— Start —

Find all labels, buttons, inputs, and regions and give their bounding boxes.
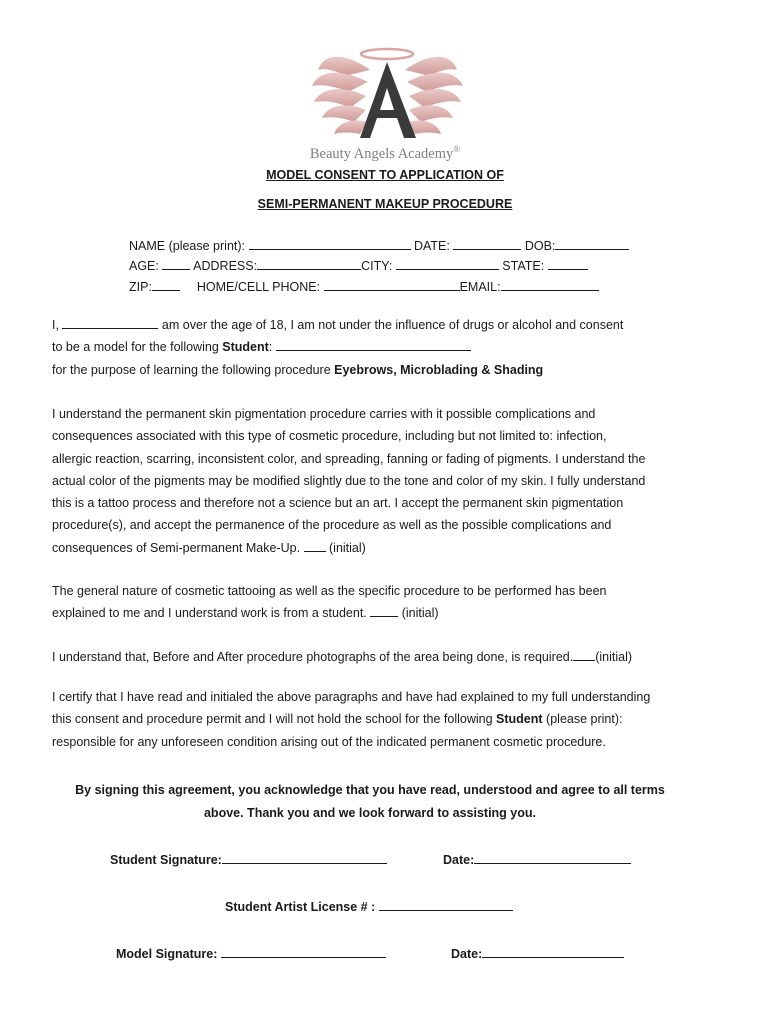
license-field[interactable] xyxy=(379,898,513,911)
p1-initial-label: (initial) xyxy=(329,540,366,555)
p3-line1-text: I understand that, Before and After procedure photographs of the area being done, is required. xyxy=(52,650,574,664)
student-signature-field[interactable] xyxy=(222,851,387,864)
name-label: NAME (please print): xyxy=(129,239,246,253)
model-name-field[interactable] xyxy=(62,317,158,329)
student-word: Student xyxy=(222,340,269,355)
license-row xyxy=(225,898,513,914)
intro-colon: : xyxy=(268,340,273,355)
nature-paragraph xyxy=(52,580,732,625)
p2-line: The general nature of cosmetic tattooing as well as the specific procedure to be performed has been xyxy=(52,584,607,598)
p1-line7-text: consequences of Semi-permanent Make-Up. xyxy=(52,540,301,555)
p1-line: procedure(s), and accept the permanence of the procedure as well as the possible complications and xyxy=(52,518,612,533)
city-field[interactable] xyxy=(396,258,499,270)
dob-field[interactable] xyxy=(555,238,629,250)
p1-line: this is a tattoo process and therefore not a science but an art. I accept the permanent skin pigmentation xyxy=(52,496,624,511)
student-date-label: Date: xyxy=(443,853,475,867)
closing-line1: By signing this agreement, you acknowledge that you have read, understood and agree to all terms xyxy=(75,783,665,797)
student-date-field[interactable] xyxy=(474,851,631,864)
date-field[interactable] xyxy=(453,238,521,250)
p1-initial-field[interactable] xyxy=(304,540,326,552)
city-label: CITY: xyxy=(361,259,393,273)
license-label: Student Artist License # : xyxy=(225,900,376,914)
intro-i-label: I, xyxy=(52,318,59,332)
p2-line-last xyxy=(52,602,732,624)
p3-initial-field[interactable] xyxy=(573,649,595,661)
name-field[interactable] xyxy=(249,238,411,250)
phone-field[interactable] xyxy=(324,279,460,291)
p1-line: allergic reaction, scarring, inconsistent color, and spreading, fanning or fading of pigments. I understand the xyxy=(52,451,646,466)
p4-line: responsible for any unforeseen condition arising out of the indicated permanent cosmetic procedure. xyxy=(52,734,606,749)
closing-statement xyxy=(40,779,700,824)
zip-field[interactable] xyxy=(152,279,180,291)
p1-line: actual color of the pigments may be modified slightly due to the tone and color of my skin. I fully understand xyxy=(52,473,646,488)
form-title-line2: SEMI-PERMANENT MAKEUP PROCEDURE xyxy=(257,197,513,211)
address-field[interactable] xyxy=(257,258,361,270)
brand-name xyxy=(280,144,490,163)
date-label: DATE: xyxy=(413,239,450,253)
photographs-paragraph xyxy=(52,646,732,668)
phone-label: HOME/CELL PHONE: xyxy=(196,280,321,294)
info-row-name xyxy=(129,238,629,253)
complications-paragraph xyxy=(52,403,732,559)
state-field[interactable] xyxy=(548,258,588,270)
p4-line2 xyxy=(52,708,732,730)
procedure-name: Eyebrows, Microblading & Shading xyxy=(334,362,544,377)
model-date-row xyxy=(451,945,624,961)
age-label: AGE: xyxy=(129,259,159,273)
email-label: EMAIL: xyxy=(459,280,501,294)
intro-line2-text: to be a model for the following xyxy=(52,340,219,355)
intro-line1-text: am over the age of 18, I am not under the influence of drugs or alcohol and consent xyxy=(161,318,624,332)
address-label: ADDRESS: xyxy=(193,259,258,273)
state-label: STATE: xyxy=(502,259,545,273)
student-word: Student xyxy=(496,712,543,727)
p4-line: I certify that I have read and initialed the above paragraphs and have had explained to my full understanding xyxy=(52,690,651,704)
model-date-field[interactable] xyxy=(482,945,624,958)
p3-line xyxy=(52,646,732,668)
intro-line3-text: for the purpose of learning the following procedure xyxy=(52,362,331,377)
p3-initial-label: (initial) xyxy=(595,650,633,664)
form-title-line1: MODEL CONSENT TO APPLICATION OF xyxy=(266,168,504,182)
info-row-contact xyxy=(129,279,599,294)
info-row-address xyxy=(129,258,588,273)
zip-label: ZIP: xyxy=(129,280,152,294)
age-field[interactable] xyxy=(162,258,190,270)
student-signature-label: Student Signature: xyxy=(110,853,222,867)
student-signature-row xyxy=(110,851,387,867)
dob-label: DOB: xyxy=(524,239,556,253)
registered-mark: ® xyxy=(453,144,461,154)
model-signature-field[interactable] xyxy=(221,945,386,958)
p1-line: consequences associated with this type of cosmetic procedure, including but not limited to: infection, xyxy=(52,429,607,444)
p1-line-last xyxy=(52,537,732,559)
email-field[interactable] xyxy=(501,279,599,291)
brand-name-text: Beauty Angels Academy xyxy=(309,145,454,162)
model-date-label: Date: xyxy=(451,947,483,961)
p4-line2-post: (please print): xyxy=(546,712,623,727)
model-signature-row xyxy=(116,945,386,961)
student-name-field[interactable] xyxy=(276,339,471,351)
intro-line1 xyxy=(52,314,732,336)
p1-line: I understand the permanent skin pigmentation procedure carries with it possible complications and xyxy=(52,407,596,421)
certification-paragraph xyxy=(52,686,732,753)
closing-line2: above. Thank you and we look forward to assisting you. xyxy=(203,805,536,820)
intro-paragraph xyxy=(52,314,732,381)
intro-line3 xyxy=(52,359,732,381)
student-date-row xyxy=(443,851,631,867)
p2-initial-label: (initial) xyxy=(401,606,439,621)
p2-initial-field[interactable] xyxy=(370,605,398,617)
p4-line2-pre: this consent and procedure permit and I will not hold the school for the following xyxy=(52,712,493,727)
p2-line2-text: explained to me and I understand work is from a student. xyxy=(52,606,367,621)
intro-line2 xyxy=(52,336,732,358)
model-signature-label: Model Signature: xyxy=(116,947,218,961)
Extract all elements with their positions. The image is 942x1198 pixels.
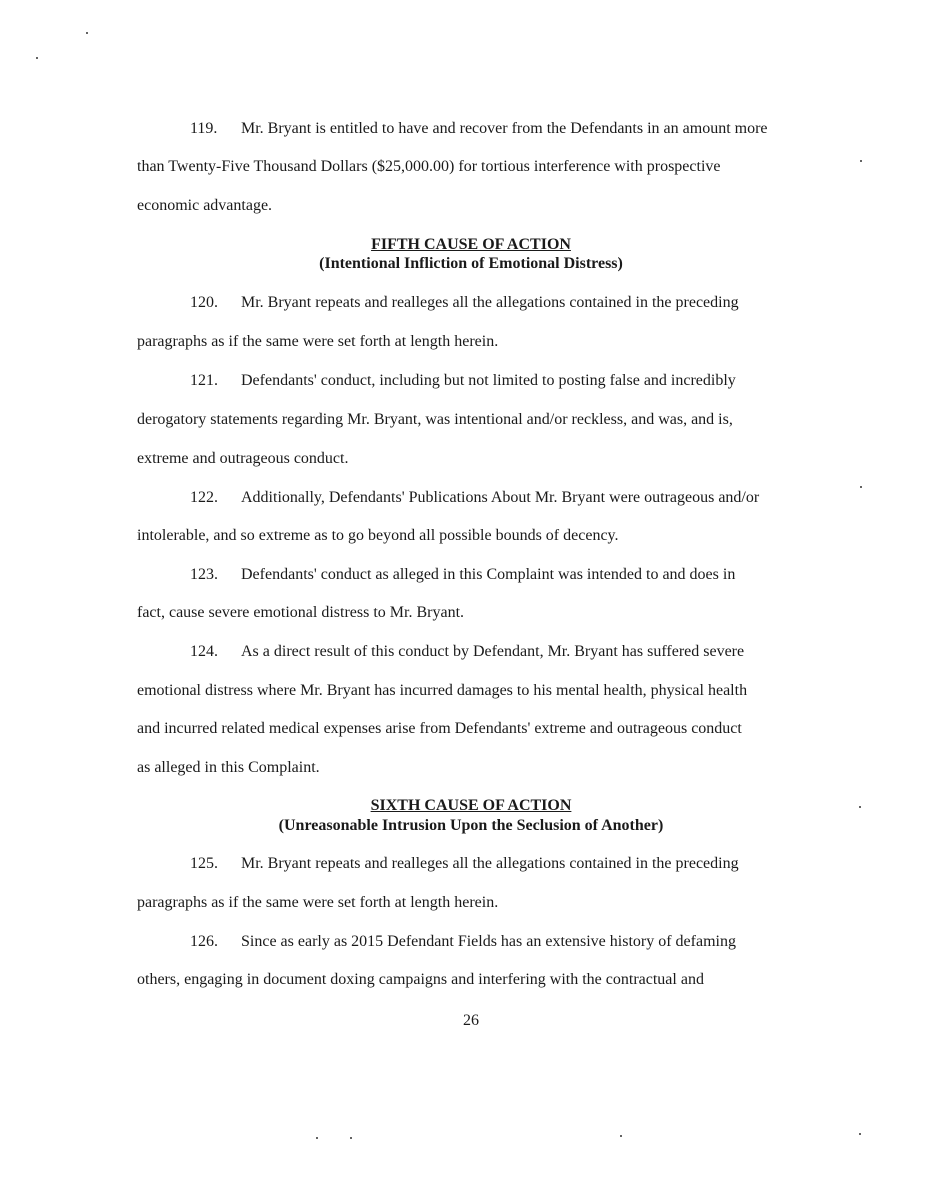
paragraph-123-line-2: fact, cause severe emotional distress to Mr. Bryant.	[137, 604, 465, 621]
paragraph-120-line-1: 120. Mr. Bryant repeats and realleges all the allegations contained in the preceding	[190, 294, 739, 311]
paragraph-119-line-3: economic advantage.	[137, 197, 273, 214]
scan-speck	[36, 57, 38, 59]
paragraph-number: 124.	[190, 643, 218, 660]
paragraph-126-line-2: others, engaging in document doxing campaigns and interfering with the contractual and	[137, 971, 704, 988]
paragraph-number: 125.	[190, 855, 218, 872]
paragraph-119-line-1: 119. Mr. Bryant is entitled to have and recover from the Defendants in an amount more	[190, 120, 768, 137]
paragraph-126-line-1: 126. Since as early as 2015 Defendant Fields has an extensive history of defaming	[190, 933, 736, 950]
scan-speck	[859, 1133, 861, 1135]
scan-speck	[860, 486, 862, 488]
paragraph-125-line-2: paragraphs as if the same were set forth at length herein.	[137, 894, 499, 911]
paragraph-number: 123.	[190, 566, 218, 583]
paragraph-123-line-1: 123. Defendants' conduct as alleged in this Complaint was intended to and does in	[190, 566, 736, 583]
paragraph-119-line-2: than Twenty-Five Thousand Dollars ($25,000.00) for tortious interference with prospective	[137, 158, 721, 175]
paragraph-122-line-2: intolerable, and so extreme as to go beyond all possible bounds of decency.	[137, 527, 619, 544]
fifth-cause-subtitle: (Intentional Infliction of Emotional Distress)	[319, 255, 623, 272]
paragraph-124-line-2: emotional distress where Mr. Bryant has incurred damages to his mental health, physical health	[137, 682, 748, 699]
paragraph-121-line-2: derogatory statements regarding Mr. Bryant, was intentional and/or reckless, and was, and is,	[137, 411, 733, 428]
paragraph-124-line-1: 124. As a direct result of this conduct by Defendant, Mr. Bryant has suffered severe	[190, 643, 745, 660]
scan-speck	[86, 32, 88, 34]
scan-speck	[316, 1137, 318, 1139]
scan-speck	[350, 1137, 352, 1139]
scan-speck	[860, 160, 862, 162]
paragraph-number: 126.	[190, 933, 218, 950]
sixth-cause-heading: SIXTH CAUSE OF ACTION	[370, 797, 572, 814]
paragraph-121-line-1: 121. Defendants' conduct, including but not limited to posting false and incredibly	[190, 372, 736, 389]
paragraph-122-line-1: 122. Additionally, Defendants' Publications About Mr. Bryant were outrageous and/or	[190, 489, 760, 506]
paragraph-125-line-1: 125. Mr. Bryant repeats and realleges all the allegations contained in the preceding	[190, 855, 739, 872]
scan-speck	[620, 1135, 622, 1137]
paragraph-120-line-2: paragraphs as if the same were set forth at length herein.	[137, 333, 499, 350]
page-number: 26	[463, 1012, 479, 1029]
paragraph-number: 120.	[190, 294, 218, 311]
sixth-cause-subtitle: (Unreasonable Intrusion Upon the Seclusion of Another)	[278, 817, 664, 834]
fifth-cause-heading: FIFTH CAUSE OF ACTION	[371, 236, 571, 253]
paragraph-number: 119.	[190, 120, 218, 137]
paragraph-number: 121.	[190, 372, 218, 389]
paragraph-121-line-3: extreme and outrageous conduct.	[137, 450, 349, 467]
paragraph-124-line-3: and incurred related medical expenses arise from Defendants' extreme and outrageous conduct	[137, 720, 742, 737]
paragraph-124-line-4: as alleged in this Complaint.	[137, 759, 320, 776]
paragraph-number: 122.	[190, 489, 218, 506]
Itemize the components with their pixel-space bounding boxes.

— End —

Copy the lines from the one containing "license-field[interactable] xyxy=(379,898,513,911)" through the one containing "p1-line7-text: consequences of", inclusive, without changing anything.

* [Answer to the problem]
license-field[interactable] xyxy=(379,898,513,911)
p1-initial-label: (initial) xyxy=(329,540,366,555)
p3-line1-text: I understand that, Before and After procedure photographs of the area being done, is required. xyxy=(52,650,574,664)
student-signature-field[interactable] xyxy=(222,851,387,864)
name-label: NAME (please print): xyxy=(129,239,246,253)
model-name-field[interactable] xyxy=(62,317,158,329)
student-word: Student xyxy=(222,340,269,355)
license-row xyxy=(225,898,513,914)
intro-colon: : xyxy=(268,340,273,355)
nature-paragraph xyxy=(52,580,732,625)
p2-line: The general nature of cosmetic tattooing as well as the specific procedure to be performed has been xyxy=(52,584,607,598)
p1-line7-text: consequences of Semi-permanent Make-Up. xyxy=(52,540,301,555)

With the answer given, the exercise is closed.